In the entries that follow, how many lines contain the word "解析第一步"? Answer with the number only.

#### Supplied information:

+ + + + + + +

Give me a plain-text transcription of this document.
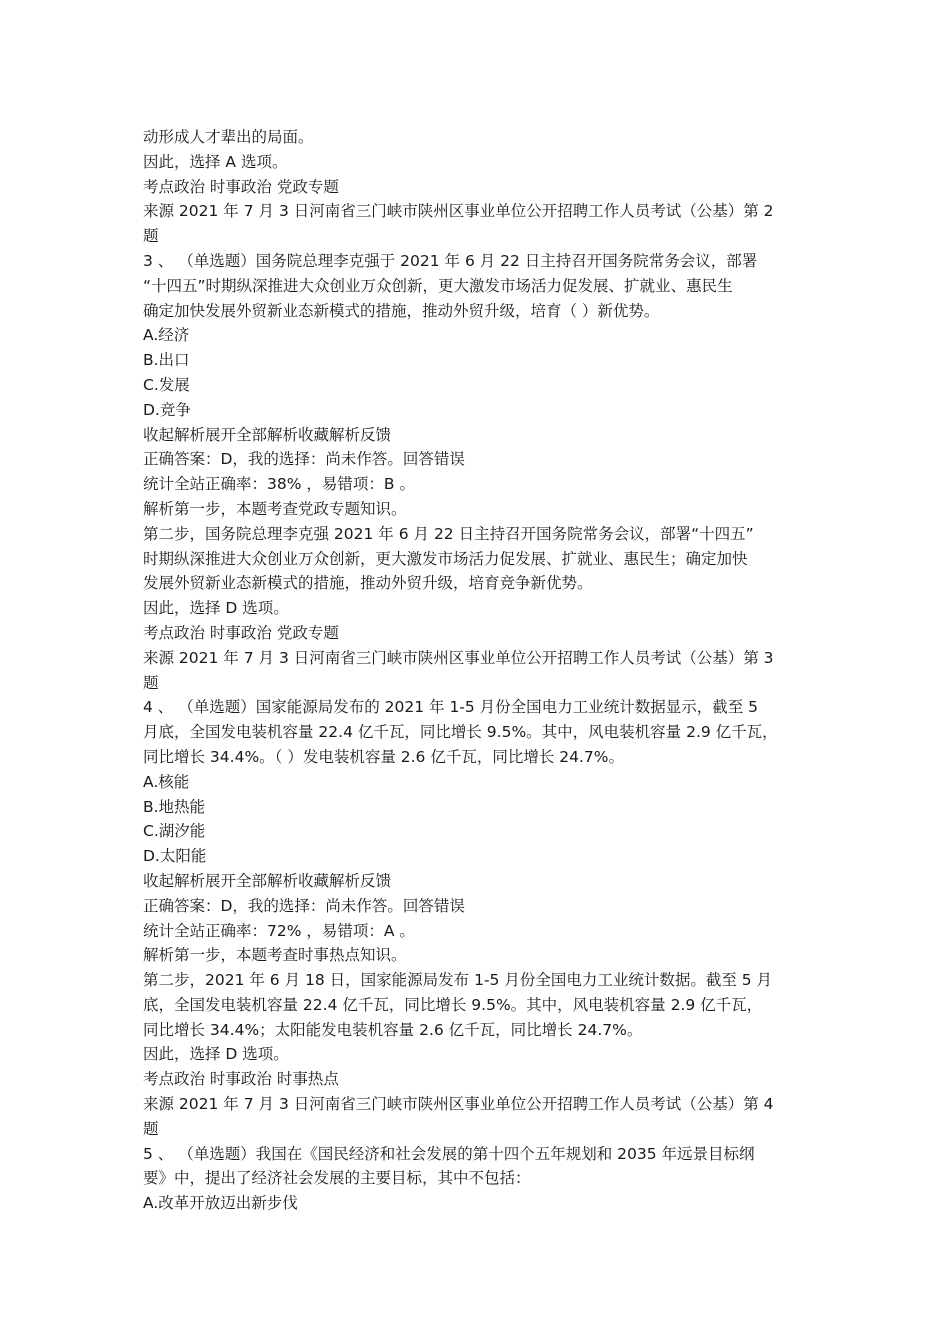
动形成人才辈出的局面。

因此，选择 A 选项。

考点政治 时事政治 党政专题

来源 2021 年 7 月 3 日河南省三门峡市陕州区事业单位公开招聘工作人员考试（公基）第 2

题

3 、 （单选题）国务院总理李克强于 2021 年 6 月 22 日主持召开国务院常务会议，部署

“十四五”时期纵深推进大众创业万众创新，更大激发市场活力促发展、扩就业、惠民生

确定加快发展外贸新业态新模式的措施，推动外贸升级，培育（ ）新优势。

A.经济

B.出口

C.发展

D.竞争

收起解析展开全部解析收藏解析反馈

正确答案：D，我的选择：尚未作答。回答错误

统计全站正确率：38% ，易错项：B 。

解析第一步，本题考查党政专题知识。

第二步，国务院总理李克强 2021 年 6 月 22 日主持召开国务院常务会议，部署“十四五”

时期纵深推进大众创业万众创新，更大激发市场活力促发展、扩就业、惠民生；确定加快

发展外贸新业态新模式的措施，推动外贸升级，培育竞争新优势。

因此，选择 D 选项。

考点政治 时事政治 党政专题

来源 2021 年 7 月 3 日河南省三门峡市陕州区事业单位公开招聘工作人员考试（公基）第 3

题

4 、 （单选题）国家能源局发布的 2021 年 1-5 月份全国电力工业统计数据显示，截至 5

月底，全国发电装机容量 22.4 亿千瓦，同比增长 9.5%。其中，风电装机容量 2.9 亿千瓦，

同比增长 34.4%。（ ）发电装机容量 2.6 亿千瓦，同比增长 24.7%。

A.核能

B.地热能

C.湖汐能

D.太阳能

收起解析展开全部解析收藏解析反馈

正确答案：D，我的选择：尚未作答。回答错误

统计全站正确率：72% ，易错项：A 。

解析第一步，本题考查时事热点知识。

第二步，2021 年 6 月 18 日，国家能源局发布 1-5 月份全国电力工业统计数据。截至 5 月

底，全国发电装机容量 22.4 亿千瓦，同比增长 9.5%。其中，风电装机容量 2.9 亿千瓦，

同比增长 34.4%；太阳能发电装机容量 2.6 亿千瓦，同比增长 24.7%。

因此，选择 D 选项。

考点政治 时事政治 时事热点

来源 2021 年 7 月 3 日河南省三门峡市陕州区事业单位公开招聘工作人员考试（公基）第 4

题

5 、 （单选题）我国在《国民经济和社会发展的第十四个五年规划和 2035 年远景目标纲

要》中，提出了经济社会发展的主要目标，其中不包括：

A.改革开放迈出新步伐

+ + + + + + +

#### Final result:
2